# Bayesian Optimization on OpenSearch Boosts & Params

This notebook is from Doug Turnbull's [Twitch Livecoding](https://www.twitch.tv/videos/1236075888) where he live-coded bayesian optimization. It's messy code that you'd expect from a live coding session, so caveat emptor :)

Bibliography & Further reading

* [Exploring Bayesian Optimization](https://distill.pub/2020/bayesian-optimization) by Apoorv Agnihotri and Nipun Batra of the Indian Institute of Technology Gandhinagar
* [Improving search relevance with data-driven query optimization](https://www.elastic.co/blog/improving-search-relevance-with-data-driven-query-optimization) by Josh Devins, Senior Principal Engineer, Elastic
* [AI Powered Search](http://aipoweredsearch) by Trey Grainger, Doug Turnbull, and Max Irwin. In particular chapter 12 uses Bayesian Optimization techniquest to overcome presentation bias.

## Setup & Indexing

We are using [TheMovieDB](http://themoviedb.org) corpus. Download and index that to the local Elasticsearch.

------------------------------------------------------------------------

■ EXERCISE REQUIREMENTS ■
**A.** In the Bayesian optimization notebook introduction, condense the paragraph that begins "This notebook is from" into one shorter sentence that keeps its main facts.
**B.** Resume the Bayesian optimization notebook introduction after its last sentence, and continue writing it from there.

■ MATERIAL PROVIDED ■
------------------------------------------------------------------------

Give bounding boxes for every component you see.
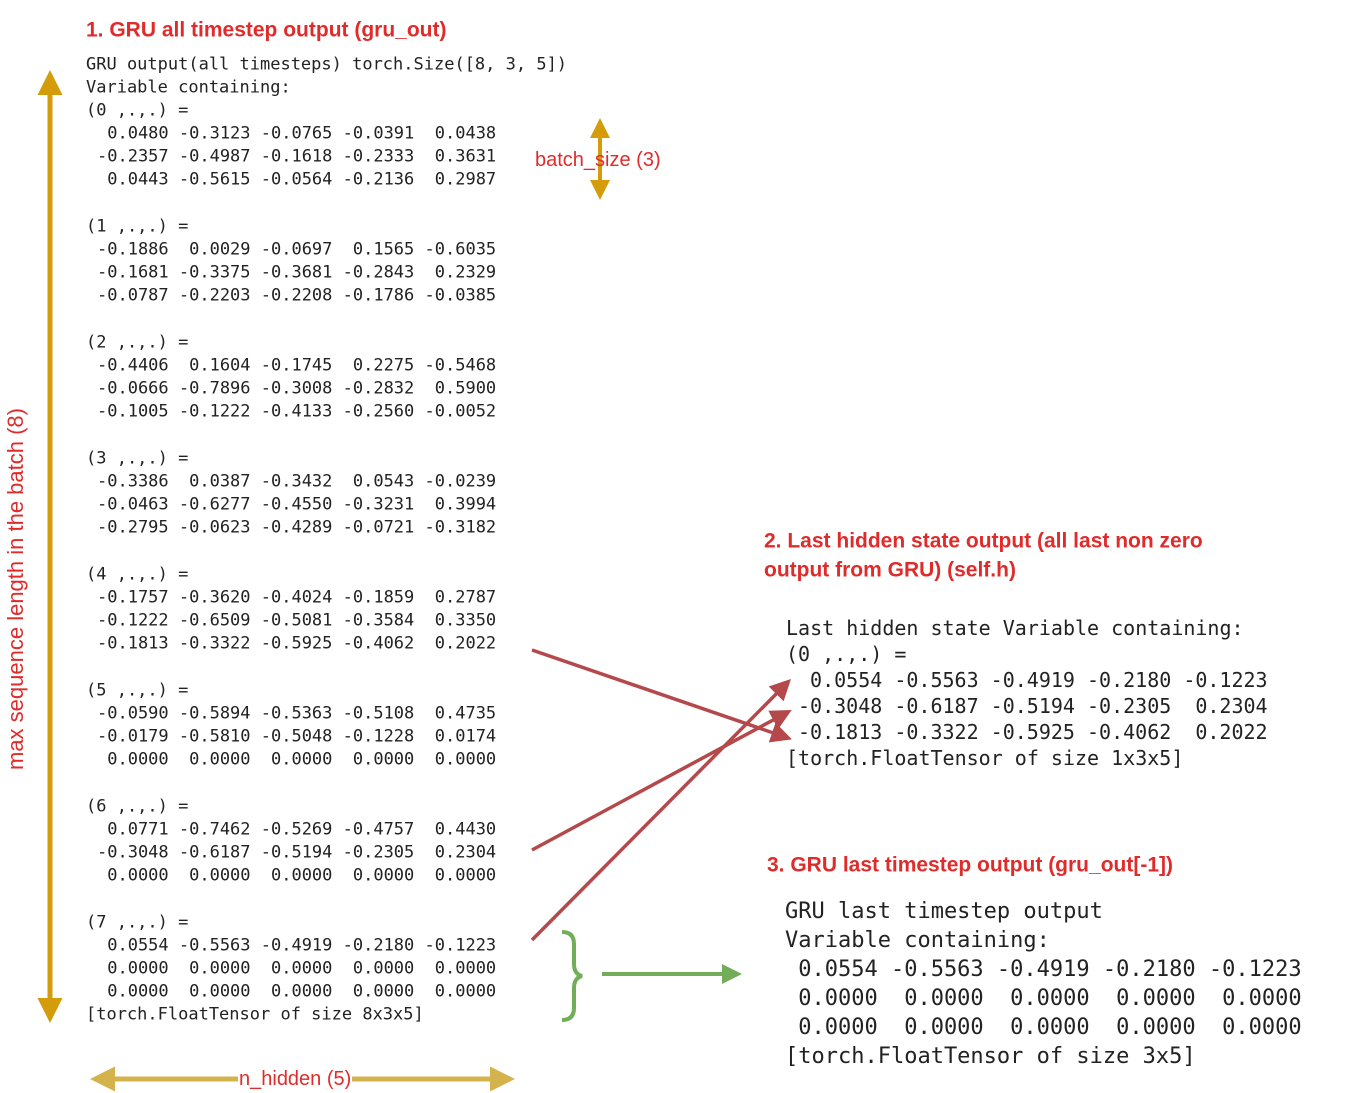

------------------------------------------------------------------------

■ EXERCISE RESPONSES ■
**A.** The notebook comes from Doug Turnbull's Twitch livecoding session on Bayesian optimization, and its code is messy, as expected from live coding, so use it with caution.

**B.**
In [3]:
from ltr.client import OpenSearchClient
client = OpenSearchClient()

In [4]:
from ltr import download
corpus='http://es-learn-to-rank.labs.o19s.com/tmdb.json'
judgments='http://es-learn-to-rank.labs.o19s.com/title_judgments.txt'

download([corpus, judgments], dest='data/');

data/tmdb.json already exists
data/title_judgments.txt already exists


In [5]:
from ltr.index import rebuild
from ltr.helpers.movies import indexable_movies

movies=indexable_movies(movies='data/tmdb.json')
rebuild(client, index='tmdb', doc_src=movies)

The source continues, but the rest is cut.